### Your task
Show all lines of the listing that hold the word "subtitle".

### Records shown
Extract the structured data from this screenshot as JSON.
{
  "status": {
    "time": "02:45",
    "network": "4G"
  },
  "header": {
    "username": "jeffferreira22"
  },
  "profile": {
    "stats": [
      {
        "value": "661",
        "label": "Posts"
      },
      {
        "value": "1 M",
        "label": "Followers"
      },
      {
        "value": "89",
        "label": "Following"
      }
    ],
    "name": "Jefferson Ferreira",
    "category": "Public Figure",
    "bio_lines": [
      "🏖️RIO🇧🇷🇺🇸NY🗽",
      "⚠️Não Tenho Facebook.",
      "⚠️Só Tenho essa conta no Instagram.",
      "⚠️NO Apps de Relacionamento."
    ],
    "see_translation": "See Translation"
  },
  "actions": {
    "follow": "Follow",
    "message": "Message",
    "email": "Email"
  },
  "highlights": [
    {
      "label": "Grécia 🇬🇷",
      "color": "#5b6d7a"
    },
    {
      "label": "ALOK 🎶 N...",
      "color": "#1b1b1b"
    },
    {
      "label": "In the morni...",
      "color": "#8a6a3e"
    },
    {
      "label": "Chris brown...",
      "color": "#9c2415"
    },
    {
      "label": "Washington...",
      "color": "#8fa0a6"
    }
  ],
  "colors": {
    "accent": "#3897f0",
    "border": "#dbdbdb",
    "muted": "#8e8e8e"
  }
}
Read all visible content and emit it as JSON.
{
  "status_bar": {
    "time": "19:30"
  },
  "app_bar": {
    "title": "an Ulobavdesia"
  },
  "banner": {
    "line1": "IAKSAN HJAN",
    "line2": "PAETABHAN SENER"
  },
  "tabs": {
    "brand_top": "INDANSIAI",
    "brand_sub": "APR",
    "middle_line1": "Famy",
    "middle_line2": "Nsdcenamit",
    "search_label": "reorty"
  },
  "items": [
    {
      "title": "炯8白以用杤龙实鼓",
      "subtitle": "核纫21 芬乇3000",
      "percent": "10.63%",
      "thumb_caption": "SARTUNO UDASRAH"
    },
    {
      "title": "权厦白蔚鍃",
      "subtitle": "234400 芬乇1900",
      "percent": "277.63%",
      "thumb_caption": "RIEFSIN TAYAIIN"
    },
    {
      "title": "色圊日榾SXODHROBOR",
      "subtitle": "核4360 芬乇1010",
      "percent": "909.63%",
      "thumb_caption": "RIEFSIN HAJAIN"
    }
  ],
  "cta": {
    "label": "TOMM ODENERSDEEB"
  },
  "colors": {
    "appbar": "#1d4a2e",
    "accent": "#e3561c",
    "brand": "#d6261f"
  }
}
--
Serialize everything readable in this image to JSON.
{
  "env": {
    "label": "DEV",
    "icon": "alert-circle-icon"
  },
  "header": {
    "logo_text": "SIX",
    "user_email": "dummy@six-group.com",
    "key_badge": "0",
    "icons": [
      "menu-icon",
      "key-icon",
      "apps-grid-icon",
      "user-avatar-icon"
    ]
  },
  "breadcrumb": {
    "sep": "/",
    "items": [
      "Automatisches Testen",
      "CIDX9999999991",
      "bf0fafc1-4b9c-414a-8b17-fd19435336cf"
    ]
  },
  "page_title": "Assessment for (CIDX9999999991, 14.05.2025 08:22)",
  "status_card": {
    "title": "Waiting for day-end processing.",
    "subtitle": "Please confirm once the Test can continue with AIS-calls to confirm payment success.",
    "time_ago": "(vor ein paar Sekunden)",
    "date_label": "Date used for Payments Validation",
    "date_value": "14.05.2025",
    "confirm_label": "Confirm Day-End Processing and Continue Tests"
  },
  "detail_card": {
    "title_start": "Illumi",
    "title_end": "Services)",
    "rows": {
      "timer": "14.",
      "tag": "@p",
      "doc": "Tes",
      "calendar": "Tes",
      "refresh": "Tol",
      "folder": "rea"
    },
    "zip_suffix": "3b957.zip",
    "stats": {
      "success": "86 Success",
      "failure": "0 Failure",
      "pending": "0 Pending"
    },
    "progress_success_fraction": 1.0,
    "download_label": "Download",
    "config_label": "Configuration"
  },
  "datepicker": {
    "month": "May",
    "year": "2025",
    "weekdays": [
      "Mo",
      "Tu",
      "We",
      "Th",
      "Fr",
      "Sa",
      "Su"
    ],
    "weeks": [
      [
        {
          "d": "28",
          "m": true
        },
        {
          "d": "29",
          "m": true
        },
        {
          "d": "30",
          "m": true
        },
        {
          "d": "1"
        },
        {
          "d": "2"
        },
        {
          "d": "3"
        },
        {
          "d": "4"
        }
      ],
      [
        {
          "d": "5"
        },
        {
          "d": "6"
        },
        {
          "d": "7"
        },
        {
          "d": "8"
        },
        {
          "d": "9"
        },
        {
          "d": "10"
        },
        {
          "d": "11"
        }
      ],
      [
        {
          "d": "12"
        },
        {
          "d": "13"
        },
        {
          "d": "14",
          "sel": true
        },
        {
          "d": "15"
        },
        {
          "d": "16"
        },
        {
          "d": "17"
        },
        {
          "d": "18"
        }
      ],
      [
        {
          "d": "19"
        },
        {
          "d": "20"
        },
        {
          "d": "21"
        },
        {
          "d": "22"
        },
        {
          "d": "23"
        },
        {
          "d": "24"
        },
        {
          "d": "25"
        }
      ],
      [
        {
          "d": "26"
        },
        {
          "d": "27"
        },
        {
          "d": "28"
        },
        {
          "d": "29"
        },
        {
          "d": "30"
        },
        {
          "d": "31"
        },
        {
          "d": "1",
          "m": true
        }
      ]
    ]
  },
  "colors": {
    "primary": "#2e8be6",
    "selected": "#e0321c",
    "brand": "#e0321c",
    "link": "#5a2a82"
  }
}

### Exercise output
      "subtitle": "核纫21 芬乇3000",
      "subtitle": "234400 芬乇1900",
      "subtitle": "核4360 芬乇1010",
    "subtitle": "Please confirm once the Test can continue with AIS-calls to confirm payment success.",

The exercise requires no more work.